### TASK STATEMENT
Report the number of lines in these entries that contain "Kwan". Write only the number.

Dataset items
• • •

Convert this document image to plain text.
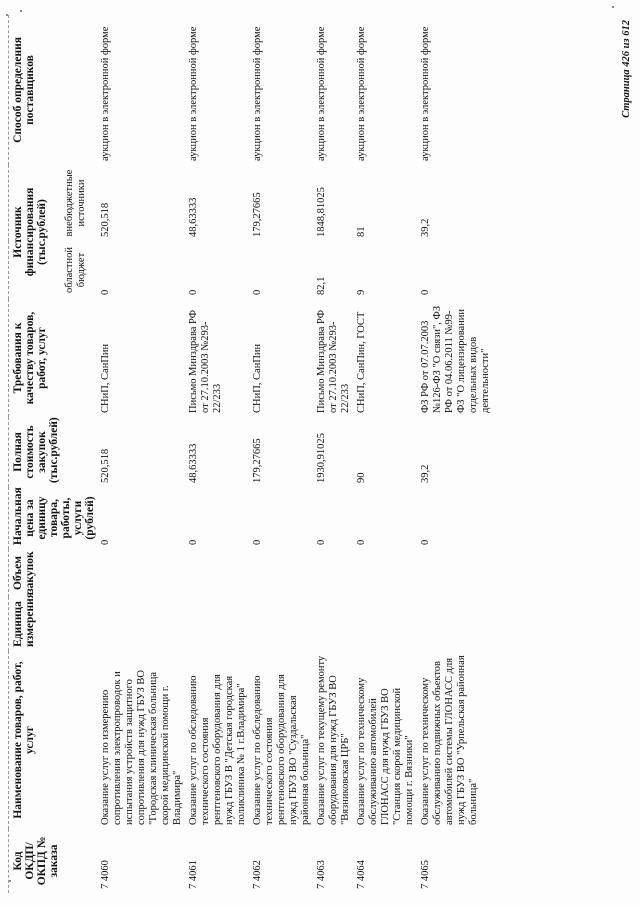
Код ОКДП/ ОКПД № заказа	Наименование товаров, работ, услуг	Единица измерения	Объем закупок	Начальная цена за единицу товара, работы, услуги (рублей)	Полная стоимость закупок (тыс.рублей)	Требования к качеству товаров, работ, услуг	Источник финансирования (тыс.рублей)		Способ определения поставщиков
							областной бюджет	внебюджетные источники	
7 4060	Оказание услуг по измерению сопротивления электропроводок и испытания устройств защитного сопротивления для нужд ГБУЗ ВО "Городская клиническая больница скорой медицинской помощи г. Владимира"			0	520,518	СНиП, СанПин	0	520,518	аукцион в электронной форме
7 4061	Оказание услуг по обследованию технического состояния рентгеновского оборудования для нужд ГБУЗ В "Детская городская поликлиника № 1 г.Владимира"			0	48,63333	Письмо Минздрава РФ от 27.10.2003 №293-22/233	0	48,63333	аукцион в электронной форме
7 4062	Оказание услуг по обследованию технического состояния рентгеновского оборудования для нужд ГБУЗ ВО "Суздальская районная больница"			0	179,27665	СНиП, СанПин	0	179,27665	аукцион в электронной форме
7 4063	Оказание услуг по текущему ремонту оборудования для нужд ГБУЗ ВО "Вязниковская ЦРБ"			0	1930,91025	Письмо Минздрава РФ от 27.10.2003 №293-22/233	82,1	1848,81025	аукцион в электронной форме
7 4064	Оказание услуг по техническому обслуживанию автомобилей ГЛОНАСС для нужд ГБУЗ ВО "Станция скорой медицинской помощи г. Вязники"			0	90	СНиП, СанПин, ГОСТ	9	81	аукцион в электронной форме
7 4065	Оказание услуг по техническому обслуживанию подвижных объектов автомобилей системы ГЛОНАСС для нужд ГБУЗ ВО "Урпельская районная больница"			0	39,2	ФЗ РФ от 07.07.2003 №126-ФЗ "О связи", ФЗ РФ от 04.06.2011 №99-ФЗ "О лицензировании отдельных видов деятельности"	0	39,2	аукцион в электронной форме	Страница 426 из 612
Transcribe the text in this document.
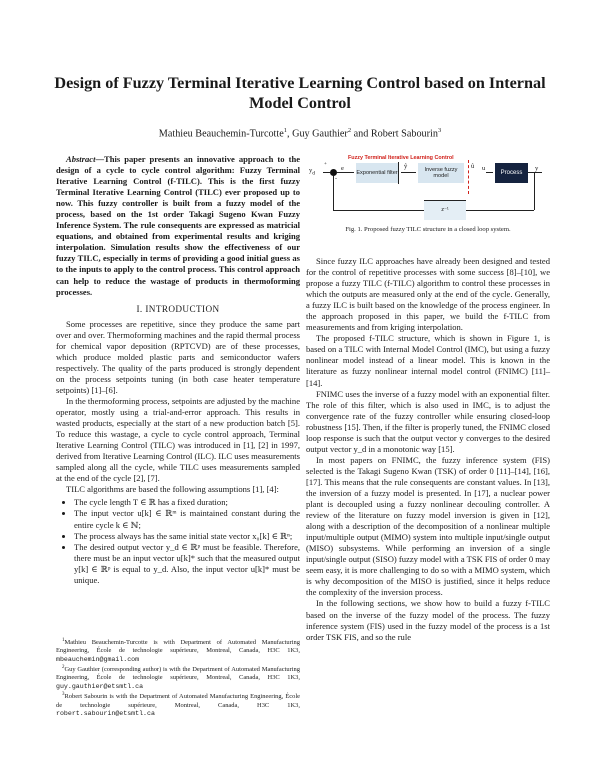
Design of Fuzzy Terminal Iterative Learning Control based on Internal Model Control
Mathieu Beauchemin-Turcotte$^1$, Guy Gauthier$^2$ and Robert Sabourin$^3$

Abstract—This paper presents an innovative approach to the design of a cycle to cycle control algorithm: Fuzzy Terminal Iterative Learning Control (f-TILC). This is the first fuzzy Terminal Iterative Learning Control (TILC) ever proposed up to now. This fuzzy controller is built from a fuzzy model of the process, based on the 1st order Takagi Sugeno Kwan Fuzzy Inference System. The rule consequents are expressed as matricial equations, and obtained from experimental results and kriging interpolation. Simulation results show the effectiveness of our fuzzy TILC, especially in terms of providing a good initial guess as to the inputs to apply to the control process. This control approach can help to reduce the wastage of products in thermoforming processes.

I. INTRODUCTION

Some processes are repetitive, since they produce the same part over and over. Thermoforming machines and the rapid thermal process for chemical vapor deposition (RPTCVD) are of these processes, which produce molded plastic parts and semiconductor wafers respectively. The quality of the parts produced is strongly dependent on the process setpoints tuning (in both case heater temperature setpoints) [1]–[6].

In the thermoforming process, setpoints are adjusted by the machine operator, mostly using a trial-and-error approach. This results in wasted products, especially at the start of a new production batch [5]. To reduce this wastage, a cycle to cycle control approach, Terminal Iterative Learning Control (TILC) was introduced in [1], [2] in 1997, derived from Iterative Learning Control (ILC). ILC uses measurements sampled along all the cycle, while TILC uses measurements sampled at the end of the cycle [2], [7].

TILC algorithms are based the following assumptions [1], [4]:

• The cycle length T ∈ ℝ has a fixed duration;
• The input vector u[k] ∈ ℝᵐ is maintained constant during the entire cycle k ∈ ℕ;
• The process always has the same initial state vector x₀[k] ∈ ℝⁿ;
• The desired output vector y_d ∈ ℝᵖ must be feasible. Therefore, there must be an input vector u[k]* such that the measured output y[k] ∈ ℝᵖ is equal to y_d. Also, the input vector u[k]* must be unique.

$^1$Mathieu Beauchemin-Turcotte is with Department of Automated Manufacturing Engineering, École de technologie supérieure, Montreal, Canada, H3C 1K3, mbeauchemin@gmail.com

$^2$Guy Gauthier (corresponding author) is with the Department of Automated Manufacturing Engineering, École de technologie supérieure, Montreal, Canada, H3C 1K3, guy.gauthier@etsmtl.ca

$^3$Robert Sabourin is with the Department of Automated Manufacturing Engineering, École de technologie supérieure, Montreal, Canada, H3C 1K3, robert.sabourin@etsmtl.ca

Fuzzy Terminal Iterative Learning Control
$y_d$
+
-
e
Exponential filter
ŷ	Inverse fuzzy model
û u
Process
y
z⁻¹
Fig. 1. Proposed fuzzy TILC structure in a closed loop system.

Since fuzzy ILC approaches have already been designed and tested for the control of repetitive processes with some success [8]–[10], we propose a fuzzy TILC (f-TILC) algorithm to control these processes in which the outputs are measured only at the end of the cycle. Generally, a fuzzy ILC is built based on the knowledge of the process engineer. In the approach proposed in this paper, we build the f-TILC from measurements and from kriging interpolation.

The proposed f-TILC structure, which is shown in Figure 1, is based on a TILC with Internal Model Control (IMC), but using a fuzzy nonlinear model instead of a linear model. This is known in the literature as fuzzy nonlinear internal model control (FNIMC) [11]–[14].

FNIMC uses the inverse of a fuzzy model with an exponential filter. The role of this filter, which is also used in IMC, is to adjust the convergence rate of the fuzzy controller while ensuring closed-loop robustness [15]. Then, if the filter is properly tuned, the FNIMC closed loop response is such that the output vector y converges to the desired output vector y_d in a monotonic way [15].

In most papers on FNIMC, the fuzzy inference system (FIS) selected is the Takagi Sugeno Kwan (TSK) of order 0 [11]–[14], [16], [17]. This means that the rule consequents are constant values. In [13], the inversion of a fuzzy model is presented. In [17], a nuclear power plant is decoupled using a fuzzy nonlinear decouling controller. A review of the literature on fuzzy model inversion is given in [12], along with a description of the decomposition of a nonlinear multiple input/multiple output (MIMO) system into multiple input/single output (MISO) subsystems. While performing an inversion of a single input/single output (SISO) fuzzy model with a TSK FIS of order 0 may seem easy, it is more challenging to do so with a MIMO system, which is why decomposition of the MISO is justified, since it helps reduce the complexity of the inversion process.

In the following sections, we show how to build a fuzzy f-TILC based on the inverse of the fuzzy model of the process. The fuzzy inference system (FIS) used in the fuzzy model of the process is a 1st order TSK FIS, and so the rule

• • •

### ANSWER TO THE PROBLEM
2